▶ [SELECTED TEXT]:
Reputation: 2894
I have a (non abstract) generic base class A<L,M>
, an abstract generic sub class B<K, L, M> extends A<L,M>
and a (non abstract) class C extends B<Integer, Integer, Void>
:
public class A<L,M> { }
public abstract class B<K, L, M> extends A<L,M> { }
public class C extends B<Integer, Integer, Void> { }
I have a utils class that has a few methods, two are relevant here:
public static <K, L, M> void doSomething(B<K, L, M> b) {...}
public static <L, M> void doSomething(A<L, M> a) {...}
To be clear, both methods have the same name.
If I call doSomething(c);
(where C c
) it goes as expected to the 1st method.
My issue is with the following code (at another class that uses the utils):
private void doSomethingMoreComplex(A a) { // a is actually C
Utils.doSomething(a);
}
So here a
is actually C
but it goes to the second method, I am not sure if I made a mistake in the code or this is actually the expected behavior.
Upvotes: 1
Views: 125
Reputation: 311948
This is the expected behavior. The runtime type of a
is inconsequential, as this method resolution is done in compile time. Since doSomething(B)
cannot be applied to an argument of type A
, the method is resolved to doSomething(A)
.
You could handle this yourself by explicitly downcasting a
:
private void doSomethingMoreComplex(A a) { // a is actually C
if (a instanceof B) {
Utils.doSomething((B) a);
} else {
Utils.doSomething(a);
}
}
... but, well, in a word - yuck.
The more idiomatic way to address this would be to have doSomething
as a method of A
and override (not overload) it in B
.
Upvotes: 3
Reputation: 140494
or this is actually the expected behavior.
Yes, it's the expected behavior.
The compiler chooses which method is run, and it doesn't know that it is a B
(because you've said it's an A
). So it doesn't know if the first overload is safe to invoke, but it knows the second overload is.

▶ [GIVEN DATA]:
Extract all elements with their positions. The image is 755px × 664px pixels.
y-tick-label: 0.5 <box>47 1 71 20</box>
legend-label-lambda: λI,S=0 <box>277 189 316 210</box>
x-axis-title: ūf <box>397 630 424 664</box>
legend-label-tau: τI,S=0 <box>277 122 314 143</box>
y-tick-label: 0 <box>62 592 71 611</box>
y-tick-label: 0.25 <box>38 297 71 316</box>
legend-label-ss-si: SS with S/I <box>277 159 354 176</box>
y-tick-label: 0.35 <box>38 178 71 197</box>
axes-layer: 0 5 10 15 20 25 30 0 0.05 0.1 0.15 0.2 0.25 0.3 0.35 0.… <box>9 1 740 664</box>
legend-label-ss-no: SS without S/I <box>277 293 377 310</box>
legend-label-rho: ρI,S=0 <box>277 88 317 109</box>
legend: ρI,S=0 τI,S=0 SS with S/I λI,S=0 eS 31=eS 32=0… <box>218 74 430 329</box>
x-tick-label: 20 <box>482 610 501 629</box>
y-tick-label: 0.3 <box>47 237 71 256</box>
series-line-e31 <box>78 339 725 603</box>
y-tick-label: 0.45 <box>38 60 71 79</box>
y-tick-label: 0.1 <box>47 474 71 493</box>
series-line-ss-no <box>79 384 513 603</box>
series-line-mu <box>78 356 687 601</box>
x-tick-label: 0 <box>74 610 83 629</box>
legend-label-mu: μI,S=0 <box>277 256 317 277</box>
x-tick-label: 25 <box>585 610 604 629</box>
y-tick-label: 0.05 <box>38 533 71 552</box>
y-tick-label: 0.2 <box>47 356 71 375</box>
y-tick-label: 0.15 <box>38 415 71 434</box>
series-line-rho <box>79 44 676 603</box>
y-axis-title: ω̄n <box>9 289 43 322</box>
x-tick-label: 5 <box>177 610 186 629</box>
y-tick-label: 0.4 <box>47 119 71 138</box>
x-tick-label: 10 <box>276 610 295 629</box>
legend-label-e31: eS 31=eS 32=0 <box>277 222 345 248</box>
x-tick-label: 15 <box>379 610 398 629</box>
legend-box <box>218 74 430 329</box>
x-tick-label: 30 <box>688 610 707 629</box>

▶ [TASK STATEMENT]: Please list every reputation figure that appears in the Java overloading Q&A above, in the order the figures occur.

▶ [TASK RESPONSE]: 2894, 311948, 140494